**Aim**.
From the listing below, pull out the lines that hold "Please".

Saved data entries
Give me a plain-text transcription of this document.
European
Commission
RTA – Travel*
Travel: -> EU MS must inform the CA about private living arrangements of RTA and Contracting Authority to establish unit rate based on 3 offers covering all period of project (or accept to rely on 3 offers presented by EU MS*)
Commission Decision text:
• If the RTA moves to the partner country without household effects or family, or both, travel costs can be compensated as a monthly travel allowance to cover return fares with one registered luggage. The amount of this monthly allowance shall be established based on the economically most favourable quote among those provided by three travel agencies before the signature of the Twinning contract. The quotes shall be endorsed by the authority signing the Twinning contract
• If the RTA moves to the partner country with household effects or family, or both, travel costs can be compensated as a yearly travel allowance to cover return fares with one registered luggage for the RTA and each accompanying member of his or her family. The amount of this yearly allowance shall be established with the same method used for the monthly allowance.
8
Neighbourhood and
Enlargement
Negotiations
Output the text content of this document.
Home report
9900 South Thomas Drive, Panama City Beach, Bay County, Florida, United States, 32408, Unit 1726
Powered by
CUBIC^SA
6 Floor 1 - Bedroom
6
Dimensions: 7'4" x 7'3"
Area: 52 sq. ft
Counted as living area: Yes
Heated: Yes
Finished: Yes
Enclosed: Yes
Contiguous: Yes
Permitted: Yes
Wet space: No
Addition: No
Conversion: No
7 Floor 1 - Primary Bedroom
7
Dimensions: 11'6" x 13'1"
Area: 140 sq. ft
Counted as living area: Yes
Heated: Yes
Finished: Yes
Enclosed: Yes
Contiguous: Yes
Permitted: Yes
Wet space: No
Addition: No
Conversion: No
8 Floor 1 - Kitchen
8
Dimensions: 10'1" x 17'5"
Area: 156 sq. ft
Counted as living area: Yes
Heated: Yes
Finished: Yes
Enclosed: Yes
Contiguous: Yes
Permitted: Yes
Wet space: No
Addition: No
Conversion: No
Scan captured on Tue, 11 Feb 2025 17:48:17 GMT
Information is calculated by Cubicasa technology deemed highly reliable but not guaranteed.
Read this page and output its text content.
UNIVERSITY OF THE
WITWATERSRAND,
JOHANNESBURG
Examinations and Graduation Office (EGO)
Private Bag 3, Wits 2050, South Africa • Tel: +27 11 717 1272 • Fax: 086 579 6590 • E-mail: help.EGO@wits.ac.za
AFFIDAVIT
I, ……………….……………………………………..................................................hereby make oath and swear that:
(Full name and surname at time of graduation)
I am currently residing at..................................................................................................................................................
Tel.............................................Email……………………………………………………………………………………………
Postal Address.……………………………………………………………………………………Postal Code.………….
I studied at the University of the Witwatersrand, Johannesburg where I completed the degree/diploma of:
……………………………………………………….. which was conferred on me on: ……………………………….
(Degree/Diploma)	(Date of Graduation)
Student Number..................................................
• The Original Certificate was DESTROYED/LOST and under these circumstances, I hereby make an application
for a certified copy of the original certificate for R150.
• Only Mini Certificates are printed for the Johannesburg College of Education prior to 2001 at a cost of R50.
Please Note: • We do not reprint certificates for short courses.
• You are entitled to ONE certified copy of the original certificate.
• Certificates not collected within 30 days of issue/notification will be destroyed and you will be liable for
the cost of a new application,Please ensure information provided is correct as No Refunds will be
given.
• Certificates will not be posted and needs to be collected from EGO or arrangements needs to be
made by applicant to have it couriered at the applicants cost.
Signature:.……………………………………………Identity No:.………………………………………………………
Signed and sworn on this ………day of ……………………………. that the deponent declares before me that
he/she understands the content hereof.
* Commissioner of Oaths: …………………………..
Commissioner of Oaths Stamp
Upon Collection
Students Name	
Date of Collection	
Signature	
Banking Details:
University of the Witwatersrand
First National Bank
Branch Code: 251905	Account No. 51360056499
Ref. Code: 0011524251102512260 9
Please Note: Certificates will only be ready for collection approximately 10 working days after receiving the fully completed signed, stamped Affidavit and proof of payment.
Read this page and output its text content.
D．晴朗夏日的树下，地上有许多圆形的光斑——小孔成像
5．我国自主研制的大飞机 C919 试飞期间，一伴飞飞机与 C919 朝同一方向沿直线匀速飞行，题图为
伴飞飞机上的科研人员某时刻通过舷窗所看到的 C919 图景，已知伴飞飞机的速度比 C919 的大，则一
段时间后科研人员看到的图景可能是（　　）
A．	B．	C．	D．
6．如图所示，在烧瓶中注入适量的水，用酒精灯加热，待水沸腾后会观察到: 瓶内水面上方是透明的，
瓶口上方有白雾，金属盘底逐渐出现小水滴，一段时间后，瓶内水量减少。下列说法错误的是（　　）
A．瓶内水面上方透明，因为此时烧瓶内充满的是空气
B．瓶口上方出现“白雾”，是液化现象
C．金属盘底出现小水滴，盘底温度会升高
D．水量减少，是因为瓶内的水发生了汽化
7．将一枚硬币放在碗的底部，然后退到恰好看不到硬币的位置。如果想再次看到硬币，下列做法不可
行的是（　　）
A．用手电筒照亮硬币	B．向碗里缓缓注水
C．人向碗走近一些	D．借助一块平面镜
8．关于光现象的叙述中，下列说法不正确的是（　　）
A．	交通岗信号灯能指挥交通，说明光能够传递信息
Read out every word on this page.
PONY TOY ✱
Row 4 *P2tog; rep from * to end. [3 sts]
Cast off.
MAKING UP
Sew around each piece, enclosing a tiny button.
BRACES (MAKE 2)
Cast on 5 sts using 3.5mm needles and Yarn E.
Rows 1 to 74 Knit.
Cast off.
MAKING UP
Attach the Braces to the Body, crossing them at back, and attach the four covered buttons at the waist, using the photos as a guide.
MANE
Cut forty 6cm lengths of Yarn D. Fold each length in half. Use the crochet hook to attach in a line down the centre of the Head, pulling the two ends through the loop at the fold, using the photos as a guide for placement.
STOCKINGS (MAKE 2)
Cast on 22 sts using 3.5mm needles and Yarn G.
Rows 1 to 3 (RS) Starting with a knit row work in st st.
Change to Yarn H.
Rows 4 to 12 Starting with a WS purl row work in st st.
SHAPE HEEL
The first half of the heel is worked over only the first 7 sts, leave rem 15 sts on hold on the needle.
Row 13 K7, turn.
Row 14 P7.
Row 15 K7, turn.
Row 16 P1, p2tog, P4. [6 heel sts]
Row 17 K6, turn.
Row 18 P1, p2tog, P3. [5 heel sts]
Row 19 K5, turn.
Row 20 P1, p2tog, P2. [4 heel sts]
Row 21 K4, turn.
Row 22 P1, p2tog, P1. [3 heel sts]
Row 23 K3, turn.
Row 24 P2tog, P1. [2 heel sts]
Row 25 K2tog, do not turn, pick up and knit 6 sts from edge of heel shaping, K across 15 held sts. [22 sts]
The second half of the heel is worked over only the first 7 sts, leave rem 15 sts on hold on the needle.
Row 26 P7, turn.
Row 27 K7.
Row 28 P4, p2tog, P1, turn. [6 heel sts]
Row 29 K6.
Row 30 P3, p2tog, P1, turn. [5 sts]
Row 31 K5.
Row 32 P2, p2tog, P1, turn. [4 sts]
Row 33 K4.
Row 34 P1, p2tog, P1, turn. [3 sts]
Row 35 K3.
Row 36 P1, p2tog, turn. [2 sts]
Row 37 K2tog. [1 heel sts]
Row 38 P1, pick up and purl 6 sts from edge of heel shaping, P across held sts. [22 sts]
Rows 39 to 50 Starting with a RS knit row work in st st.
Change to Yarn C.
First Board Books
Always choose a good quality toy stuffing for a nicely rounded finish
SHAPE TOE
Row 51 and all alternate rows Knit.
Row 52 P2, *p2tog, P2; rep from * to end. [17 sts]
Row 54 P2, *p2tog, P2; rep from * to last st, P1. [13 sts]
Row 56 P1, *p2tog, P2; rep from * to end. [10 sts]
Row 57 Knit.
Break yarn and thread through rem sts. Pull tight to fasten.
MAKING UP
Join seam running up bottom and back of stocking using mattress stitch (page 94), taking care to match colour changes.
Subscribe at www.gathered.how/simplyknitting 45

**Task answer**.
Please Note: • We do not reprint certificates for short courses.
the cost of a new application,Please ensure information provided is correct as No Refunds will be
Please Note: Certificates will only be ready for collection approximately 10 working days after receiving the fully completed signed, stamped Affidavit and proof of payment.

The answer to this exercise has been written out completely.